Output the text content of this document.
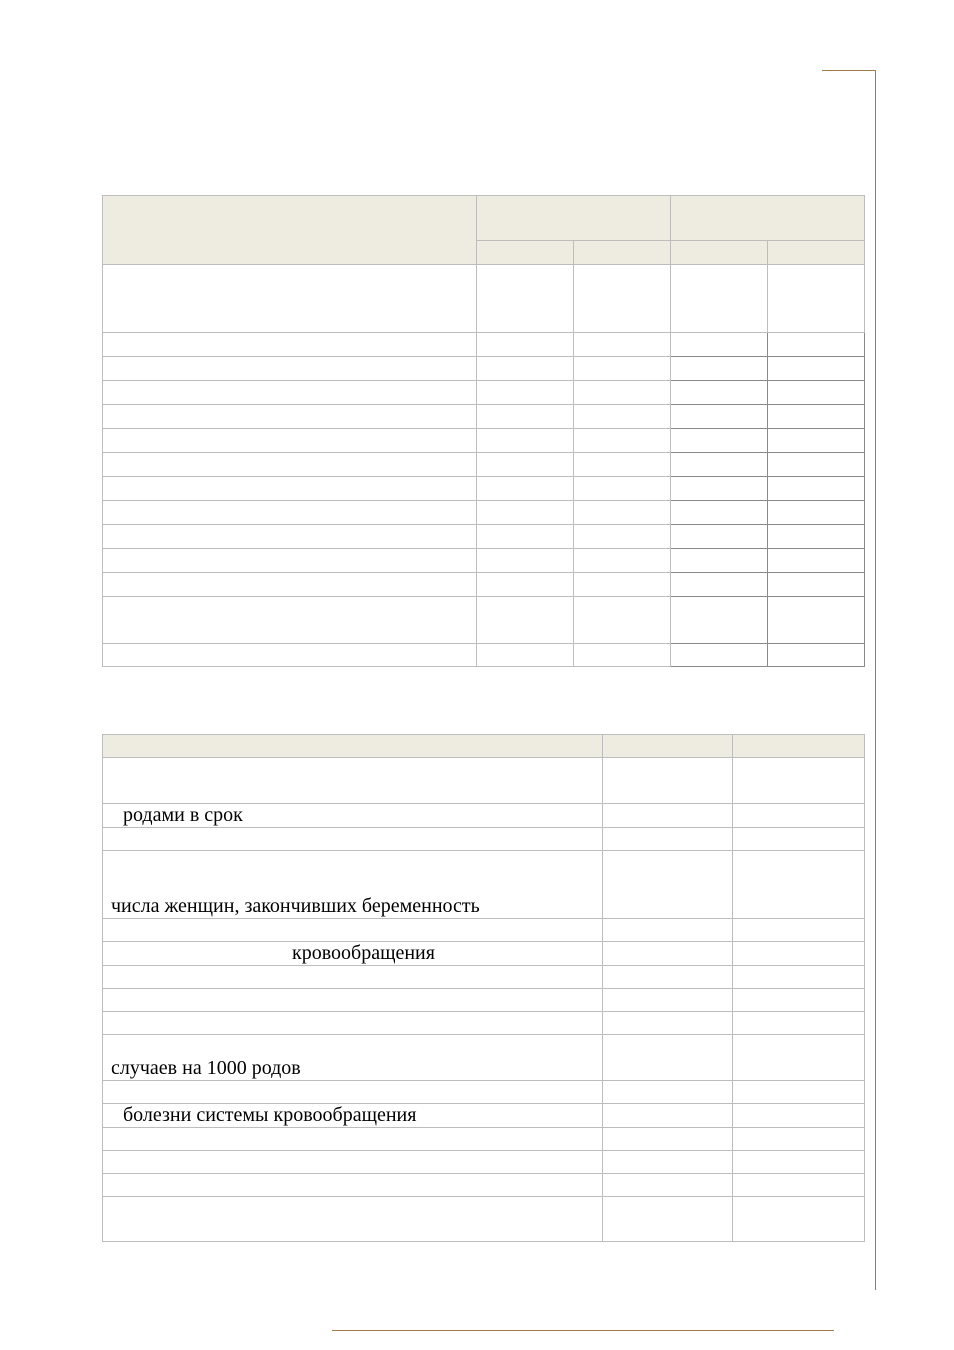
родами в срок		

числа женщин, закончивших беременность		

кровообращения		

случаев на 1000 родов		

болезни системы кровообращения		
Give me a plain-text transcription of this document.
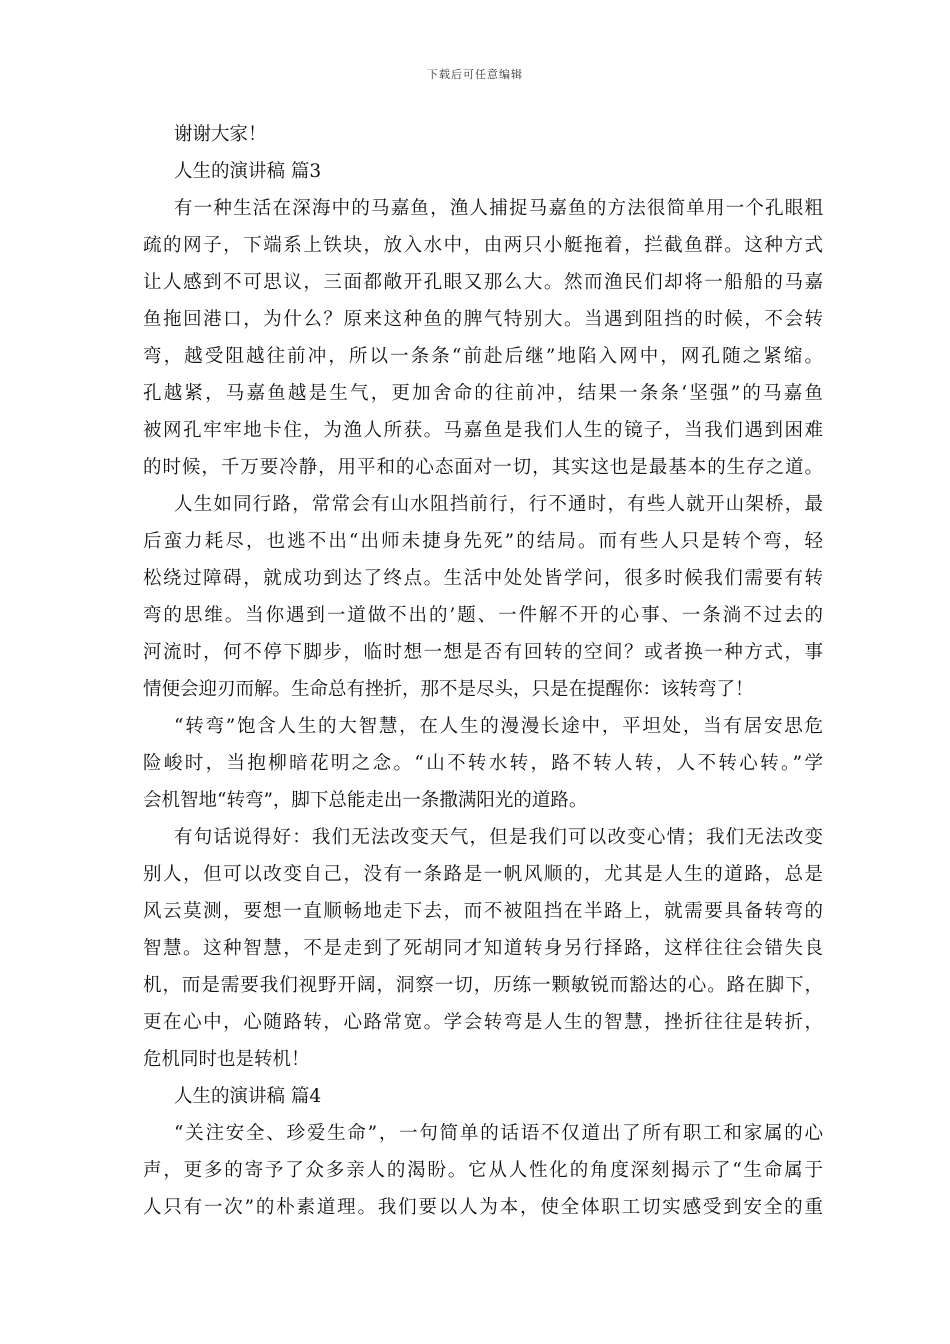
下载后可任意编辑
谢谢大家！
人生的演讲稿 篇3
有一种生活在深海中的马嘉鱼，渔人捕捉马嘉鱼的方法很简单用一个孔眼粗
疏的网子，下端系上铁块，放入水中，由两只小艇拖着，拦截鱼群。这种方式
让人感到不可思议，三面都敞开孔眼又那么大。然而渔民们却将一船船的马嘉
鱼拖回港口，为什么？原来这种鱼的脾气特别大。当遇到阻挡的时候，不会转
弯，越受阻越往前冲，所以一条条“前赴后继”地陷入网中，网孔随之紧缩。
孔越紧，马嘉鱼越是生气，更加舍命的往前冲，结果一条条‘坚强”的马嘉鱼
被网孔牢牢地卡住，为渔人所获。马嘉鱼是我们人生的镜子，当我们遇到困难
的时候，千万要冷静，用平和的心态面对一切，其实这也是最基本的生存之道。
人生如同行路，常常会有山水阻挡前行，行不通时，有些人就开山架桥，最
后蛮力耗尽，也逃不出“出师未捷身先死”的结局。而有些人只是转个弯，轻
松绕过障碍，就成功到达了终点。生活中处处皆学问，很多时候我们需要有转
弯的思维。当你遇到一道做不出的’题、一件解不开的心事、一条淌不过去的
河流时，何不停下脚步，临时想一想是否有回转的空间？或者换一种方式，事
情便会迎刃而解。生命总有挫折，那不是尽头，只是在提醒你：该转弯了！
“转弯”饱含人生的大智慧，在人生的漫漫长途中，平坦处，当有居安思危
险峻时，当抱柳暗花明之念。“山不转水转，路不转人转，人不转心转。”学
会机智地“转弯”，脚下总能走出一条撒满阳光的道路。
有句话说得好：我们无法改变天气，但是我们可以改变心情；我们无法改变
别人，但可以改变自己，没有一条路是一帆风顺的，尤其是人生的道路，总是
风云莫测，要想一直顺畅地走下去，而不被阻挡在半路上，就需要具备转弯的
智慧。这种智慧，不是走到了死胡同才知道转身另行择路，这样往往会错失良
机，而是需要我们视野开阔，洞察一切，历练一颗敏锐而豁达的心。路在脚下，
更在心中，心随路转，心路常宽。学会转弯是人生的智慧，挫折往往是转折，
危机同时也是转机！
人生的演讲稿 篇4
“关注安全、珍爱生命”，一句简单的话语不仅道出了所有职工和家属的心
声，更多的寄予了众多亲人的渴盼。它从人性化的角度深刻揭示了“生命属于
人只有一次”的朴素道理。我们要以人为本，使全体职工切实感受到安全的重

━━━

__Short task__
Above are the records. Identify each line that contains the word "document".

__Response to this exercise__
Output the text content of this document.
Give me a plain-text transcription of this document.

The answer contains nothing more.